- [THE EXERCISE] Seek out every line containing the word "Encerrar", and copy each.

## Start

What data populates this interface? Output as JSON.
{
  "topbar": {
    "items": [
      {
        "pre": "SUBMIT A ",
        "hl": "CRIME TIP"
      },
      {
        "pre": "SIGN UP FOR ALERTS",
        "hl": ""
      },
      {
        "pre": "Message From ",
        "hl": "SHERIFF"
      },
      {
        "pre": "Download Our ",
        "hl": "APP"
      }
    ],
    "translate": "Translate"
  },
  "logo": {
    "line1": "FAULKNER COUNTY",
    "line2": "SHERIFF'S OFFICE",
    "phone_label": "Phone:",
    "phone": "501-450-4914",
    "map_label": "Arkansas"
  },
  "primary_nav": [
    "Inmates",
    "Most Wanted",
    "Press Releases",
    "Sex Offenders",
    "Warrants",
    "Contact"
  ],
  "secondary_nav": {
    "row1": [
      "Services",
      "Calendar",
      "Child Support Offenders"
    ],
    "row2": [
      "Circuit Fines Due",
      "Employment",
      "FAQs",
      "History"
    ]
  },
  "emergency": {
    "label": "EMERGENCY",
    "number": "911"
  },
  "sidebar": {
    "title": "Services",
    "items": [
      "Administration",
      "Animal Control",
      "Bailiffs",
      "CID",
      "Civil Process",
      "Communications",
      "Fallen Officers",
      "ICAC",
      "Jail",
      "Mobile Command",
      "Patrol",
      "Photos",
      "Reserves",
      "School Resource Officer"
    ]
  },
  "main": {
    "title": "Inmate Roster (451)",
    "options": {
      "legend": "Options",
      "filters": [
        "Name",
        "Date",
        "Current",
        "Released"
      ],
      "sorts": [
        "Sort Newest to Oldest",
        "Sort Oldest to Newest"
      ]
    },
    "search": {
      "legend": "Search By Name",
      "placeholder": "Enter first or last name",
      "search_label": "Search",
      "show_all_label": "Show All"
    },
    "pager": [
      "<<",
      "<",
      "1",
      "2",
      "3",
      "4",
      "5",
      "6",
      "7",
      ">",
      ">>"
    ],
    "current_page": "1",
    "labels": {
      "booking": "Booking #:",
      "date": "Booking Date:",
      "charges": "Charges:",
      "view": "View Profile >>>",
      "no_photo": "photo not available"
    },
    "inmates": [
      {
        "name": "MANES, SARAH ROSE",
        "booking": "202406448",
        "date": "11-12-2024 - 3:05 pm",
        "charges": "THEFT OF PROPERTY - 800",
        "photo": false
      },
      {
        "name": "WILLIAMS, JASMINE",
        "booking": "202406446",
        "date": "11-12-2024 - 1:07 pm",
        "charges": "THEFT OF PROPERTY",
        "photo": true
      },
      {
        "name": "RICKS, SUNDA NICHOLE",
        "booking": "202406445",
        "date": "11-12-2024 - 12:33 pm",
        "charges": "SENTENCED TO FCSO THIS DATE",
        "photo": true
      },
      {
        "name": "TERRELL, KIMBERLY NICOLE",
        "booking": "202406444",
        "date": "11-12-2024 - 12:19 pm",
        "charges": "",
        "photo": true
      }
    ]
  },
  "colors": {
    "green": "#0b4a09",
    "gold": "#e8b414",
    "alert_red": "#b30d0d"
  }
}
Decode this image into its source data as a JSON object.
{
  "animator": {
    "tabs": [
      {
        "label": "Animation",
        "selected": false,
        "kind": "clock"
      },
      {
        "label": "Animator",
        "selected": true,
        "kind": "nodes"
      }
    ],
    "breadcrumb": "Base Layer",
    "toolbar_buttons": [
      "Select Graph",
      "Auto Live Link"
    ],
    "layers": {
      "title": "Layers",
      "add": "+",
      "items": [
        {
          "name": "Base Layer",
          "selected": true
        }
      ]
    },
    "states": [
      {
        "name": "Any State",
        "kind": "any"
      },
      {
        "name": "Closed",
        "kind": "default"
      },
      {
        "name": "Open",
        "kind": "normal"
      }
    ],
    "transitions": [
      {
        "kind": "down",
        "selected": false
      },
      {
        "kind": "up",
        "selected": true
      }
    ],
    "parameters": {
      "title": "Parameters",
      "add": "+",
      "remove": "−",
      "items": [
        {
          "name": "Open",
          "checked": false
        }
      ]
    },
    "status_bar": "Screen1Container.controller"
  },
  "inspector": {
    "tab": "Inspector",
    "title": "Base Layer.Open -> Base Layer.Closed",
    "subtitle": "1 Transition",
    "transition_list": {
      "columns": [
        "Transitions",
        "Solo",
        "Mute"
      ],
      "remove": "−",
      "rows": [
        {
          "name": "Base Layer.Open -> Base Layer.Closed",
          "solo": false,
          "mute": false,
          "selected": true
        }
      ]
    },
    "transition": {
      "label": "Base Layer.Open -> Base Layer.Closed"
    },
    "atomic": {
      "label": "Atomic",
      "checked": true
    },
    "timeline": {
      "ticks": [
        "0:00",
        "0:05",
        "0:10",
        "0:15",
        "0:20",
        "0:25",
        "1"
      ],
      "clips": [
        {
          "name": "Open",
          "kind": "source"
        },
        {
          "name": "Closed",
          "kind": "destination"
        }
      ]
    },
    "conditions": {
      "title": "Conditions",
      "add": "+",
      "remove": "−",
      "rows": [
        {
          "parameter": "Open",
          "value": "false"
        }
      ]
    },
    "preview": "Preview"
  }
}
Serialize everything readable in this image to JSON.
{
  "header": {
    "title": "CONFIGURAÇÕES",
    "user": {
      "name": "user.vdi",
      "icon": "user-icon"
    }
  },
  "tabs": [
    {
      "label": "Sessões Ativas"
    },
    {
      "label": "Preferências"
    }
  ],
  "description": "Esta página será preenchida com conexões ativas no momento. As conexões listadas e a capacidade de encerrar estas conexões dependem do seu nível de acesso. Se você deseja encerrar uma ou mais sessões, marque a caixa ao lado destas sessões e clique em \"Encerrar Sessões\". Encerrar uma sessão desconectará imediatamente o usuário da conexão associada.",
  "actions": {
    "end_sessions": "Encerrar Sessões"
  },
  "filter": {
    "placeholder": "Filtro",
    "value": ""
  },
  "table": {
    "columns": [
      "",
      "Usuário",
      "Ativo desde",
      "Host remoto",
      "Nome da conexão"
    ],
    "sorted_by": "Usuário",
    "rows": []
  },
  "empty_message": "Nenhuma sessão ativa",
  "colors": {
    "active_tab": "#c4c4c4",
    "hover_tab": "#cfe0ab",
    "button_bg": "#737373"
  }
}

## End

- [EXERCISE RESULT]
  "description": "Esta página será preenchida com conexões ativas no momento. As conexões listadas e a capacidade de encerrar estas conexões dependem do seu nível de acesso. Se você deseja encerrar uma ou mais sessões, marque a caixa ao lado destas sessões e clique em \"Encerrar Sessões\". Encerrar uma sessão desconectará imediatamente o usuário da conexão associada.",
    "end_sessions": "Encerrar Sessões"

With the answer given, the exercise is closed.